Given exercise — Copy all of the material exactly. Pictures are not to appear in the copy.

Information provided —
+ + + +
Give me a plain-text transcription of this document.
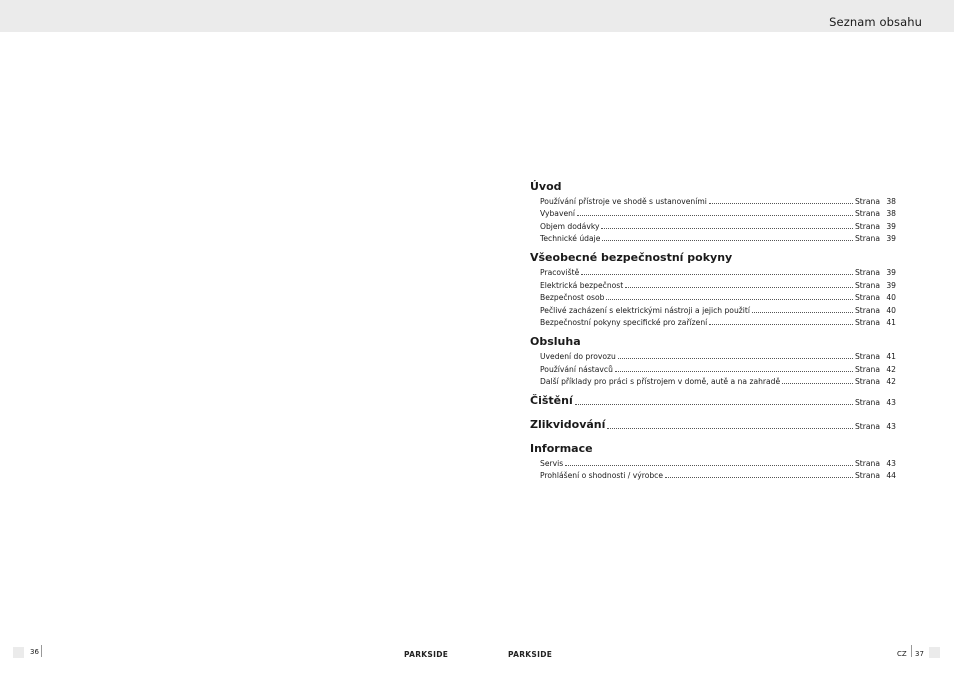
Seznam obsahu
Úvod
Používání přístroje ve shodě s ustanoveními	Strana 38
Vybavení	Strana 38
Objem dodávky	Strana 39
Technické údaje	Strana 39
Všeobecné bezpečnostní pokyny
Pracoviště	Strana 39
Elektrická bezpečnost	Strana 39
Bezpečnost osob	Strana 40
Pečlivé zacházení s elektrickými nástroji a jejich použití	Strana 40
Bezpečnostní pokyny specifické pro zařízení	Strana 41
Obsluha
Uvedení do provozu	Strana 41
Používání nástavců	Strana 42
Další příklady pro práci s přístrojem v domě, autě a na zahradě	Strana 42
Čištění	Strana 43
Zlikvidování	Strana 43
Informace
Servis	Strana 43
Prohlášení o shodnosti / výrobce	Strana 44
36	PARKSIDE	PARKSIDE	CZ 37
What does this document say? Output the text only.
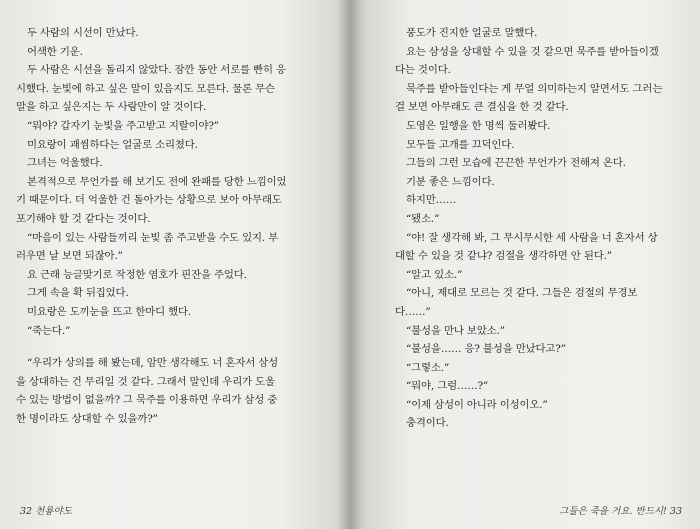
두 사람의 시선이 만났다.
어색한 기운.
두 사람은 시선을 돌리지 않았다. 잠깐 동안 서로를 빤히 응
시했다. 눈빛에 하고 싶은 말이 있음지도 모른다. 물론 무슨
말을 하고 싶은지는 두 사람만이 알 것이다.
“뭐야? 갑자기 눈빛을 주고받고 지랄이야?”
미요랑이 괘씸하다는 얼굴로 소리쳤다.
그녀는 억울했다.
본격적으로 무언가를 해 보기도 전에 완패를 당한 느낌이었
기 때문이다. 더 억울한 건 돌아가는 상황으로 보아 아무래도
포기해야 할 것 같다는 것이다.
“마음이 있는 사람들끼리 눈빛 좀 주고받을 수도 있지. 부
러우면 날 보면 되잖아.”
요 근래 능글맞기로 작정한 염호가 핀잔을 주었다.
그게 속을 확 뒤집었다.
미요랑은 도끼눈을 뜨고 한마디 했다.
“죽는다.”
“우리가 상의를 해 봤는데, 암만 생각해도 너 혼자서 삼성
을 상대하는 건 무리일 것 같다. 그래서 말인데 우리가 도울
수 있는 방법이 없을까? 그 묵주를 이용하면 우리가 삼성 중
한 명이라도 상대할 수 있을까?”
32 천룡야도
풍도가 진지한 얼굴로 말했다.
요는 삼성을 상대할 수 있을 것 같으면 묵주를 받아들이겠
다는 것이다.
묵주를 받아들인다는 게 무얼 의미하는지 알면서도 그러는
걸 보면 아무래도 큰 결심을 한 것 같다.
도영은 일행을 한 명씩 둘러봤다.
모두들 고개를 끄덕인다.
그들의 그런 모습에 끈끈한 무언가가 전해져 온다.
기분 좋은 느낌이다.
하지만……
“됐소.”
“야! 잘 생각해 봐, 그 무시무시한 세 사람을 너 혼자서 상
대할 수 있을 것 같냐? 검절을 생각하면 안 된다.”
“알고 있소.”
“아니, 제대로 모르는 것 같다. 그들은 검절의 무경보
다……”
“불성을 만나 보았소.”
“불성을…… 응? 불성을 만났다고?”
“그렇소.”
“뭐야, 그럼……?”
“이제 삼성이 아니라 이성이오.”
충격이다.
그들은 죽을 거요. 반드시! 33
+ + + +
Written solution —
Give me a plain-text transcription of this document.
Seznam obsahu
Úvod
Používání přístroje ve shodě s ustanoveními	Strana 38
Vybavení	Strana 38
Objem dodávky	Strana 39
Technické údaje	Strana 39
Všeobecné bezpečnostní pokyny
Pracoviště	Strana 39
Elektrická bezpečnost	Strana 39
Bezpečnost osob	Strana 40
Pečlivé zacházení s elektrickými nástroji a jejich použití	Strana 40
Bezpečnostní pokyny specifické pro zařízení	Strana 41
Obsluha
Uvedení do provozu	Strana 41
Používání nástavců	Strana 42
Další příklady pro práci s přístrojem v domě, autě a na zahradě	Strana 42
Čištění	Strana 43
Zlikvidování	Strana 43
Informace
Servis	Strana 43
Prohlášení o shodnosti / výrobce	Strana 44
36	PARKSIDE	PARKSIDE	CZ 37
What does this document say? Output the text only.
두 사람의 시선이 만났다.
어색한 기운.
두 사람은 시선을 돌리지 않았다. 잠깐 동안 서로를 빤히 응
시했다. 눈빛에 하고 싶은 말이 있음지도 모른다. 물론 무슨
말을 하고 싶은지는 두 사람만이 알 것이다.
“뭐야? 갑자기 눈빛을 주고받고 지랄이야?”
미요랑이 괘씸하다는 얼굴로 소리쳤다.
그녀는 억울했다.
본격적으로 무언가를 해 보기도 전에 완패를 당한 느낌이었
기 때문이다. 더 억울한 건 돌아가는 상황으로 보아 아무래도
포기해야 할 것 같다는 것이다.
“마음이 있는 사람들끼리 눈빛 좀 주고받을 수도 있지. 부
러우면 날 보면 되잖아.”
요 근래 능글맞기로 작정한 염호가 핀잔을 주었다.
그게 속을 확 뒤집었다.
미요랑은 도끼눈을 뜨고 한마디 했다.
“죽는다.”
“우리가 상의를 해 봤는데, 암만 생각해도 너 혼자서 삼성
을 상대하는 건 무리일 것 같다. 그래서 말인데 우리가 도울
수 있는 방법이 없을까? 그 묵주를 이용하면 우리가 삼성 중
한 명이라도 상대할 수 있을까?”
32 천룡야도
풍도가 진지한 얼굴로 말했다.
요는 삼성을 상대할 수 있을 것 같으면 묵주를 받아들이겠
다는 것이다.
묵주를 받아들인다는 게 무얼 의미하는지 알면서도 그러는
걸 보면 아무래도 큰 결심을 한 것 같다.
도영은 일행을 한 명씩 둘러봤다.
모두들 고개를 끄덕인다.
그들의 그런 모습에 끈끈한 무언가가 전해져 온다.
기분 좋은 느낌이다.
하지만……
“됐소.”
“야! 잘 생각해 봐, 그 무시무시한 세 사람을 너 혼자서 상
대할 수 있을 것 같냐? 검절을 생각하면 안 된다.”
“알고 있소.”
“아니, 제대로 모르는 것 같다. 그들은 검절의 무경보
다……”
“불성을 만나 보았소.”
“불성을…… 응? 불성을 만났다고?”
“그렇소.”
“뭐야, 그럼……?”
“이제 삼성이 아니라 이성이오.”
충격이다.
그들은 죽을 거요. 반드시! 33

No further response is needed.